Provided data:

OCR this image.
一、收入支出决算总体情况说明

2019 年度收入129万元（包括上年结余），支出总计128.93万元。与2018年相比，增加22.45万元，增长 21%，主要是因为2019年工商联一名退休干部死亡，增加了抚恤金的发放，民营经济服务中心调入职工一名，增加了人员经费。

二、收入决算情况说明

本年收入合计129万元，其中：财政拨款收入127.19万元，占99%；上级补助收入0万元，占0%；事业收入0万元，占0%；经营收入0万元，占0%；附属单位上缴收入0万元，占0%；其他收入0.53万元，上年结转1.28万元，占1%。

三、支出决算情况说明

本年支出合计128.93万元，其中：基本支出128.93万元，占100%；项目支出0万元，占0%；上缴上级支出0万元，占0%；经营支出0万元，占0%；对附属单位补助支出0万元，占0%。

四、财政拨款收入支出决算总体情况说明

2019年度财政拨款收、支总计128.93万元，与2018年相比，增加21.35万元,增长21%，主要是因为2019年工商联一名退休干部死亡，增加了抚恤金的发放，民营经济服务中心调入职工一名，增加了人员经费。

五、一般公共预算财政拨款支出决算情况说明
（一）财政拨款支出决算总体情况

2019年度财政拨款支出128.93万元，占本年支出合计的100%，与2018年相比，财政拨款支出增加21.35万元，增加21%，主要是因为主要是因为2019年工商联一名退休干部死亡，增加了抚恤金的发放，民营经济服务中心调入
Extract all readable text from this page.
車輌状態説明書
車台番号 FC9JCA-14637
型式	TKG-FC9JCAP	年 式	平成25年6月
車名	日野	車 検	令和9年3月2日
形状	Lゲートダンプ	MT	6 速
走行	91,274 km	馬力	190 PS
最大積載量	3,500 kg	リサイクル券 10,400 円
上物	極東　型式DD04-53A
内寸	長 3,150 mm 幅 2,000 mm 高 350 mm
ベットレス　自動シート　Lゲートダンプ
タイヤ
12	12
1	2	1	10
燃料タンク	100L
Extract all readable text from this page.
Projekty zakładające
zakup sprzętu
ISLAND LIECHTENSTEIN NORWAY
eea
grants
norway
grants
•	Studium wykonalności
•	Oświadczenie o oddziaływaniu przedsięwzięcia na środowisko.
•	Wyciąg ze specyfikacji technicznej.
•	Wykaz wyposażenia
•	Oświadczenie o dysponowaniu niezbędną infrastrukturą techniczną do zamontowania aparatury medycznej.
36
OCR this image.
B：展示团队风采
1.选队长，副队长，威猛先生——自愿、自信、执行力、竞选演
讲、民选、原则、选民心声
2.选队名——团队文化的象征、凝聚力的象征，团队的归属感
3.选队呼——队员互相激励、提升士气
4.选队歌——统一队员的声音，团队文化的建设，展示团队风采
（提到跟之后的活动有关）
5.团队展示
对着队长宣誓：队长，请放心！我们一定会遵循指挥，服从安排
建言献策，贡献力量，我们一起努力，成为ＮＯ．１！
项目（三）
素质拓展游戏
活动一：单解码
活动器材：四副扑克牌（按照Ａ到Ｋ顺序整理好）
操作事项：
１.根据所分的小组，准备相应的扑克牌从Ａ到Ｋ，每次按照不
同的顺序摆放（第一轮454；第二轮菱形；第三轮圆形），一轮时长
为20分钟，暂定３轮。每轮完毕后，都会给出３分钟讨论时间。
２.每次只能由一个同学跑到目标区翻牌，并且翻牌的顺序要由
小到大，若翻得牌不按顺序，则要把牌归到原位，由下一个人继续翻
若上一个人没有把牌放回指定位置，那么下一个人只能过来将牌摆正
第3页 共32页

Written task: Tell how many lines include "展示团队风采". The number is the whole answer.

Full solution: 2